Collect each line containing "Ремонт".
-- start of Task input --
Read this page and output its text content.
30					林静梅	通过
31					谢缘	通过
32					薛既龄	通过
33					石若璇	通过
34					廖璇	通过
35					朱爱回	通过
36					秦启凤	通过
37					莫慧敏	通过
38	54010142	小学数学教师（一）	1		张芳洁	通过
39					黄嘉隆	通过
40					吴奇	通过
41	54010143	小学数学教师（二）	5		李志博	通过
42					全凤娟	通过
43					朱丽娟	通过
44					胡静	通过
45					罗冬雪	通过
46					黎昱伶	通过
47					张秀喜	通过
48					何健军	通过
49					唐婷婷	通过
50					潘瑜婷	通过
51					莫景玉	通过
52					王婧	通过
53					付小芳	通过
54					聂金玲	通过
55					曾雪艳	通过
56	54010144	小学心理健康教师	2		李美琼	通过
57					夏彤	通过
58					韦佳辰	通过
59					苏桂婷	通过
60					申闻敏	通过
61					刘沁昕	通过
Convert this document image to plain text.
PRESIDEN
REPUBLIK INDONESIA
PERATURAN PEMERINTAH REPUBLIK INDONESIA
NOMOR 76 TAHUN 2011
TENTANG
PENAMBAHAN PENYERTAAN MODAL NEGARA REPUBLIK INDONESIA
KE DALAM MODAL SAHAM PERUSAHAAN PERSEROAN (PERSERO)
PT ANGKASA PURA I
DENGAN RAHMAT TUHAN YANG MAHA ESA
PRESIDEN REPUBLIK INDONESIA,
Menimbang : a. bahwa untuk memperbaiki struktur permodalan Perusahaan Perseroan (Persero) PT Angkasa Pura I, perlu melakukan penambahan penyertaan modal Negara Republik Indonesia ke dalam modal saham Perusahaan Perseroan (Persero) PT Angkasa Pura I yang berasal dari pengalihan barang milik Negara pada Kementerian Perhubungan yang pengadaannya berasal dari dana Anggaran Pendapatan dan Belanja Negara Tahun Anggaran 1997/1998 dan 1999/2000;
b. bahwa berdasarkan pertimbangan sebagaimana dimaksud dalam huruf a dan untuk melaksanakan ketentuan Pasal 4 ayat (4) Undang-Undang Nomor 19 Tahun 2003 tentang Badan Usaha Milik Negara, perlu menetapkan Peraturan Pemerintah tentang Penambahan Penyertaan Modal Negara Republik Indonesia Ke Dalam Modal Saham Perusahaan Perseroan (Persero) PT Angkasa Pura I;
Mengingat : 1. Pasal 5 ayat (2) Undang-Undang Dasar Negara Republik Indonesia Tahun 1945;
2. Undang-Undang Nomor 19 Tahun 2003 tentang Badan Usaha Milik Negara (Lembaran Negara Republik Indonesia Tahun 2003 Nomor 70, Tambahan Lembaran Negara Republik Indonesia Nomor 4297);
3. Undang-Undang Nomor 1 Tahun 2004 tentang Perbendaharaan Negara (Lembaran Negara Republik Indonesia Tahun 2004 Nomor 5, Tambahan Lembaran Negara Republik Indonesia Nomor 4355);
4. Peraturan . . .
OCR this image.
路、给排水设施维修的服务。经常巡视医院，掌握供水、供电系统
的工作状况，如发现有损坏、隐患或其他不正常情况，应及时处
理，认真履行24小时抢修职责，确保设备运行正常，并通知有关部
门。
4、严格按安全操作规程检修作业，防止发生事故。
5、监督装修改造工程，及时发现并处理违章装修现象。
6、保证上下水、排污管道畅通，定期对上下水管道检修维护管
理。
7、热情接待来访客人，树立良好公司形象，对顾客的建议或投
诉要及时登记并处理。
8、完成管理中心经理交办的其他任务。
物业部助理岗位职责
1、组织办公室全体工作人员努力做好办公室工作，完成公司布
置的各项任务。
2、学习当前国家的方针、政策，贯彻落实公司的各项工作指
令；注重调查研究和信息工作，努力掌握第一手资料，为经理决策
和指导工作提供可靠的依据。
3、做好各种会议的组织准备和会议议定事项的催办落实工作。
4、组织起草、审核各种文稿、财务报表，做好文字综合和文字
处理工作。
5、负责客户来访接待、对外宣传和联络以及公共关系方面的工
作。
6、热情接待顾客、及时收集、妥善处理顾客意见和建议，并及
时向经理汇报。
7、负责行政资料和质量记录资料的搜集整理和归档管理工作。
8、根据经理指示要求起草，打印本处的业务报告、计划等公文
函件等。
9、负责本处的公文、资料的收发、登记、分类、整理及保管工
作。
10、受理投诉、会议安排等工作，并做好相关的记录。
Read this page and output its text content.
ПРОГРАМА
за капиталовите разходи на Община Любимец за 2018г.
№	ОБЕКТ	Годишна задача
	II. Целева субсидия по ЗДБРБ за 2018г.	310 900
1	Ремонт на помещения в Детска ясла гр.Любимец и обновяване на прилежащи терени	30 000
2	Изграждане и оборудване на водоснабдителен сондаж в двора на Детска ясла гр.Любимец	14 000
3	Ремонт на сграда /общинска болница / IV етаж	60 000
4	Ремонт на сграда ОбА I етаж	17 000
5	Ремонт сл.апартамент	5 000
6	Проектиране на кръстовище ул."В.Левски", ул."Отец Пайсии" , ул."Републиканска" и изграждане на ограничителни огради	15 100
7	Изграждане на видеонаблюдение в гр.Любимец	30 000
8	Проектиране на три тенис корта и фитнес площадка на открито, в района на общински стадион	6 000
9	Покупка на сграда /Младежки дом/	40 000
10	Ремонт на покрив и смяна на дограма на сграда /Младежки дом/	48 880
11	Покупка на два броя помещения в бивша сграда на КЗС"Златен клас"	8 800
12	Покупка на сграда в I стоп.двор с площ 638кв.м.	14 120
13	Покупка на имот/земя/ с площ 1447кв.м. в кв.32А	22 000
-- end of Task input --
■ Full response ■
1	Ремонт на помещения в Детска ясла гр.Любимец и обновяване на прилежащи терени	30 000
3	Ремонт на сграда /общинска болница / IV етаж	60 000
4	Ремонт на сграда ОбА I етаж	17 000
5	Ремонт сл.апартамент	5 000
10	Ремонт на покрив и смяна на дограма на сграда /Младежки дом/	48 880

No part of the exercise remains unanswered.